start SOURCE DATA

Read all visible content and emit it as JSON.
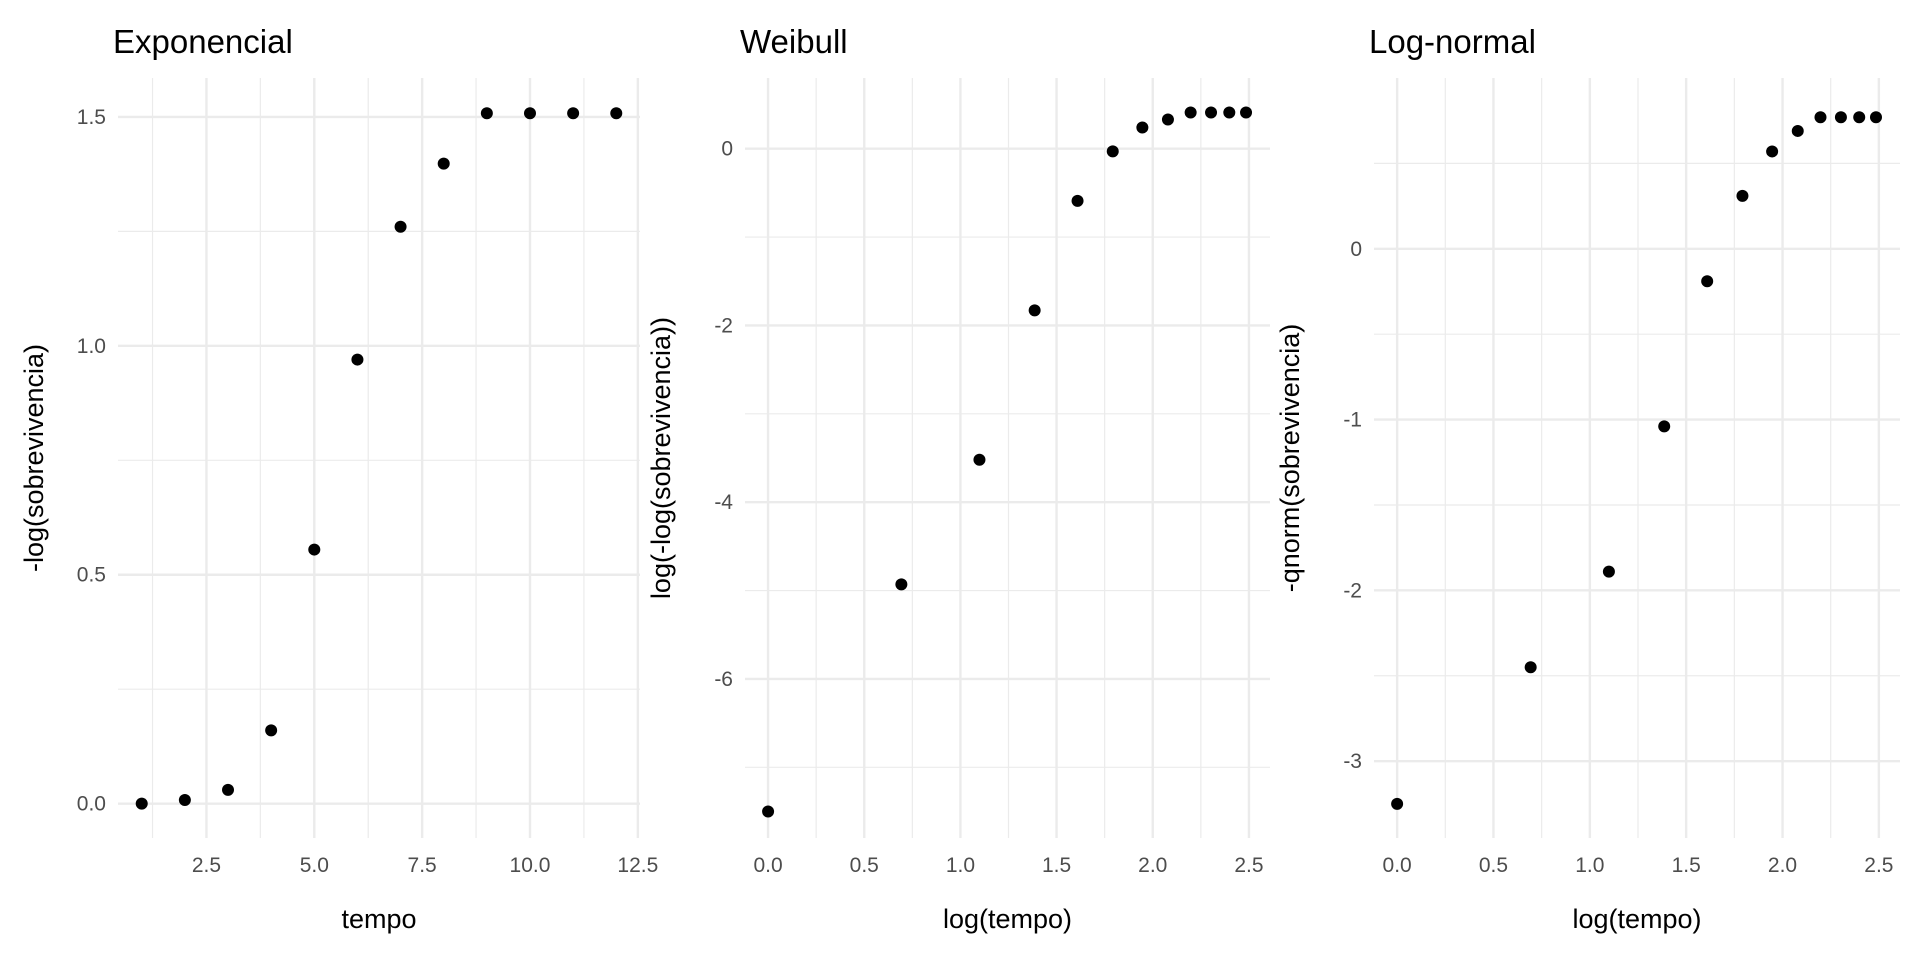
{
  "chart_data": [
    {
      "type": "scatter",
      "title": "Exponencial",
      "xlabel": "tempo",
      "ylabel": "-log(sobrevivencia)",
      "xlim": [
        0.45,
        12.55
      ],
      "ylim": [
        -0.075,
        1.585
      ],
      "xticks": [
        2.5,
        5.0,
        7.5,
        10.0,
        12.5
      ],
      "xtick_labels": [
        "2.5",
        "5.0",
        "7.5",
        "10.0",
        "12.5"
      ],
      "yticks": [
        0.0,
        0.5,
        1.0,
        1.5
      ],
      "ytick_labels": [
        "0.0",
        "0.5",
        "1.0",
        "1.5"
      ],
      "grid": true,
      "x": [
        1,
        2,
        3,
        4,
        5,
        6,
        7,
        8,
        9,
        10,
        11,
        12
      ],
      "y": [
        0.0,
        0.008,
        0.03,
        0.16,
        0.555,
        0.97,
        1.26,
        1.398,
        1.508,
        1.508,
        1.508,
        1.508
      ]
    },
    {
      "type": "scatter",
      "title": "Weibull",
      "xlabel": "log(tempo)",
      "ylabel": "log(-log(sobrevivencia))",
      "xlim": [
        -0.12,
        2.6096
      ],
      "ylim": [
        -7.8,
        0.8
      ],
      "xticks": [
        0.0,
        0.5,
        1.0,
        1.5,
        2.0,
        2.5
      ],
      "xtick_labels": [
        "0.0",
        "0.5",
        "1.0",
        "1.5",
        "2.0",
        "2.5"
      ],
      "yticks": [
        -6,
        -4,
        -2,
        0
      ],
      "ytick_labels": [
        "-6",
        "-4",
        "-2",
        "0"
      ],
      "grid": true,
      "x": [
        0.0,
        0.693,
        1.099,
        1.386,
        1.609,
        1.792,
        1.946,
        2.079,
        2.197,
        2.303,
        2.398,
        2.485
      ],
      "y": [
        -7.5,
        -4.93,
        -3.52,
        -1.83,
        -0.59,
        -0.03,
        0.24,
        0.33,
        0.41,
        0.41,
        0.41,
        0.41
      ]
    },
    {
      "type": "scatter",
      "title": "Log-normal",
      "xlabel": "log(tempo)",
      "ylabel": "-qnorm(sobrevivencia)",
      "xlim": [
        -0.12,
        2.6096
      ],
      "ylim": [
        -3.45,
        1.0
      ],
      "xticks": [
        0.0,
        0.5,
        1.0,
        1.5,
        2.0,
        2.5
      ],
      "xtick_labels": [
        "0.0",
        "0.5",
        "1.0",
        "1.5",
        "2.0",
        "2.5"
      ],
      "yticks": [
        -3,
        -2,
        -1,
        0
      ],
      "ytick_labels": [
        "-3",
        "-2",
        "-1",
        "0"
      ],
      "grid": true,
      "x": [
        0.0,
        0.693,
        1.099,
        1.386,
        1.609,
        1.792,
        1.946,
        2.079,
        2.197,
        2.303,
        2.398,
        2.485
      ],
      "y": [
        -3.25,
        -2.45,
        -1.89,
        -1.04,
        -0.19,
        0.31,
        0.57,
        0.69,
        0.77,
        0.77,
        0.77,
        0.77
      ]
    }
  ]
}
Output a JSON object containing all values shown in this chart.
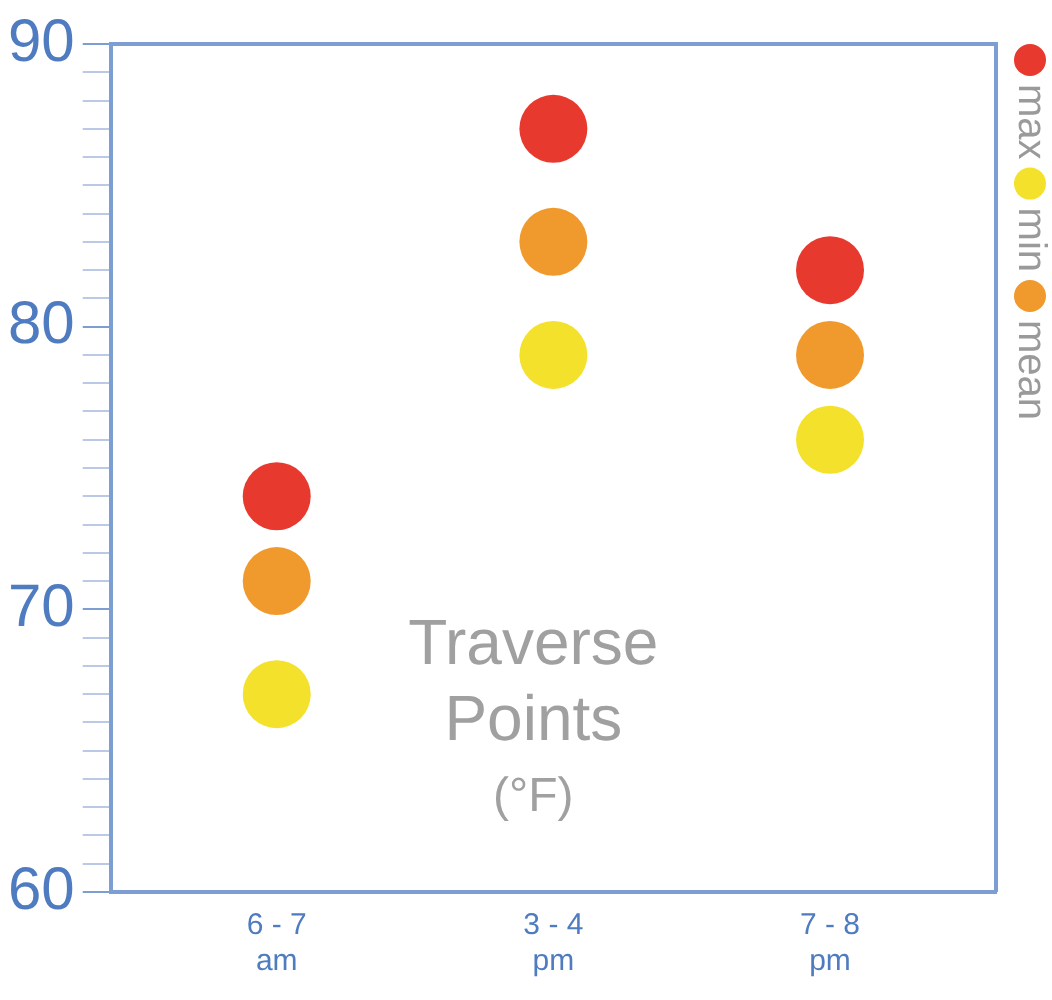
{
  "chart_data": {
    "type": "scatter",
    "title": "Traverse Points (°F)",
    "categories": [
      "6 - 7\nam",
      "3 - 4\npm",
      "7 - 8\npm"
    ],
    "series": [
      {
        "name": "max",
        "color": "#e8392f",
        "values": [
          74,
          87,
          82
        ]
      },
      {
        "name": "min",
        "color": "#f3e12c",
        "values": [
          67,
          79,
          76
        ]
      },
      {
        "name": "mean",
        "color": "#f09a2e",
        "values": [
          71,
          83,
          79
        ]
      }
    ],
    "ylim": [
      60,
      90
    ],
    "yticks": [
      60,
      {
        "value": 61,
        "label": null
      },
      {
        "value": 62,
        "label": null
      },
      {
        "value": 63,
        "label": null
      },
      {
        "value": 64,
        "label": null
      },
      {
        "value": 65,
        "label": null
      },
      {
        "value": 66,
        "label": null
      },
      {
        "value": 67,
        "label": null
      },
      {
        "value": 68,
        "label": null
      },
      {
        "value": 69,
        "label": null
      },
      70,
      {
        "value": 71,
        "label": null
      },
      {
        "value": 72,
        "label": null
      },
      {
        "value": 73,
        "label": null
      },
      {
        "value": 74,
        "label": null
      },
      {
        "value": 75,
        "label": null
      },
      {
        "value": 76,
        "label": null
      },
      {
        "value": 77,
        "label": null
      },
      {
        "value": 78,
        "label": null
      },
      {
        "value": 79,
        "label": null
      },
      80,
      {
        "value": 81,
        "label": null
      },
      {
        "value": 82,
        "label": null
      },
      {
        "value": 83,
        "label": null
      },
      {
        "value": 84,
        "label": null
      },
      {
        "value": 85,
        "label": null
      },
      {
        "value": 86,
        "label": null
      },
      {
        "value": 87,
        "label": null
      },
      {
        "value": 88,
        "label": null
      },
      {
        "value": 89,
        "label": null
      },
      90
    ],
    "grid": false,
    "legend": "right",
    "marker": "circle"
  }
}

end SOURCE DATA

### PROBLEM DESCRIPTION
Restate the whole listing above exactly, except for its images.

### OUTPUT OF THE TASK
Read all visible content and emit it as JSON.
{
  "chart_data": [
    {
      "type": "scatter",
      "title": "Exponencial",
      "xlabel": "tempo",
      "ylabel": "-log(sobrevivencia)",
      "xlim": [
        0.45,
        12.55
      ],
      "ylim": [
        -0.075,
        1.585
      ],
      "xticks": [
        2.5,
        5.0,
        7.5,
        10.0,
        12.5
      ],
      "xtick_labels": [
        "2.5",
        "5.0",
        "7.5",
        "10.0",
        "12.5"
      ],
      "yticks": [
        0.0,
        0.5,
        1.0,
        1.5
      ],
      "ytick_labels": [
        "0.0",
        "0.5",
        "1.0",
        "1.5"
      ],
      "grid": true,
      "x": [
        1,
        2,
        3,
        4,
        5,
        6,
        7,
        8,
        9,
        10,
        11,
        12
      ],
      "y": [
        0.0,
        0.008,
        0.03,
        0.16,
        0.555,
        0.97,
        1.26,
        1.398,
        1.508,
        1.508,
        1.508,
        1.508
      ]
    },
    {
      "type": "scatter",
      "title": "Weibull",
      "xlabel": "log(tempo)",
      "ylabel": "log(-log(sobrevivencia))",
      "xlim": [
        -0.12,
        2.6096
      ],
      "ylim": [
        -7.8,
        0.8
      ],
      "xticks": [
        0.0,
        0.5,
        1.0,
        1.5,
        2.0,
        2.5
      ],
      "xtick_labels": [
        "0.0",
        "0.5",
        "1.0",
        "1.5",
        "2.0",
        "2.5"
      ],
      "yticks": [
        -6,
        -4,
        -2,
        0
      ],
      "ytick_labels": [
        "-6",
        "-4",
        "-2",
        "0"
      ],
      "grid": true,
      "x": [
        0.0,
        0.693,
        1.099,
        1.386,
        1.609,
        1.792,
        1.946,
        2.079,
        2.197,
        2.303,
        2.398,
        2.485
      ],
      "y": [
        -7.5,
        -4.93,
        -3.52,
        -1.83,
        -0.59,
        -0.03,
        0.24,
        0.33,
        0.41,
        0.41,
        0.41,
        0.41
      ]
    },
    {
      "type": "scatter",
      "title": "Log-normal",
      "xlabel": "log(tempo)",
      "ylabel": "-qnorm(sobrevivencia)",
      "xlim": [
        -0.12,
        2.6096
      ],
      "ylim": [
        -3.45,
        1.0
      ],
      "xticks": [
        0.0,
        0.5,
        1.0,
        1.5,
        2.0,
        2.5
      ],
      "xtick_labels": [
        "0.0",
        "0.5",
        "1.0",
        "1.5",
        "2.0",
        "2.5"
      ],
      "yticks": [
        -3,
        -2,
        -1,
        0
      ],
      "ytick_labels": [
        "-3",
        "-2",
        "-1",
        "0"
      ],
      "grid": true,
      "x": [
        0.0,
        0.693,
        1.099,
        1.386,
        1.609,
        1.792,
        1.946,
        2.079,
        2.197,
        2.303,
        2.398,
        2.485
      ],
      "y": [
        -3.25,
        -2.45,
        -1.89,
        -1.04,
        -0.19,
        0.31,
        0.57,
        0.69,
        0.77,
        0.77,
        0.77,
        0.77
      ]
    }
  ]
}
Output a JSON object containing all values shown in this chart.
{
  "chart_data": {
    "type": "scatter",
    "title": "Traverse Points (°F)",
    "categories": [
      "6 - 7\nam",
      "3 - 4\npm",
      "7 - 8\npm"
    ],
    "series": [
      {
        "name": "max",
        "color": "#e8392f",
        "values": [
          74,
          87,
          82
        ]
      },
      {
        "name": "min",
        "color": "#f3e12c",
        "values": [
          67,
          79,
          76
        ]
      },
      {
        "name": "mean",
        "color": "#f09a2e",
        "values": [
          71,
          83,
          79
        ]
      }
    ],
    "ylim": [
      60,
      90
    ],
    "yticks": [
      60,
      {
        "value": 61,
        "label": null
      },
      {
        "value": 62,
        "label": null
      },
      {
        "value": 63,
        "label": null
      },
      {
        "value": 64,
        "label": null
      },
      {
        "value": 65,
        "label": null
      },
      {
        "value": 66,
        "label": null
      },
      {
        "value": 67,
        "label": null
      },
      {
        "value": 68,
        "label": null
      },
      {
        "value": 69,
        "label": null
      },
      70,
      {
        "value": 71,
        "label": null
      },
      {
        "value": 72,
        "label": null
      },
      {
        "value": 73,
        "label": null
      },
      {
        "value": 74,
        "label": null
      },
      {
        "value": 75,
        "label": null
      },
      {
        "value": 76,
        "label": null
      },
      {
        "value": 77,
        "label": null
      },
      {
        "value": 78,
        "label": null
      },
      {
        "value": 79,
        "label": null
      },
      80,
      {
        "value": 81,
        "label": null
      },
      {
        "value": 82,
        "label": null
      },
      {
        "value": 83,
        "label": null
      },
      {
        "value": 84,
        "label": null
      },
      {
        "value": 85,
        "label": null
      },
      {
        "value": 86,
        "label": null
      },
      {
        "value": 87,
        "label": null
      },
      {
        "value": 88,
        "label": null
      },
      {
        "value": 89,
        "label": null
      },
      90
    ],
    "grid": false,
    "legend": "right",
    "marker": "circle"
  }
}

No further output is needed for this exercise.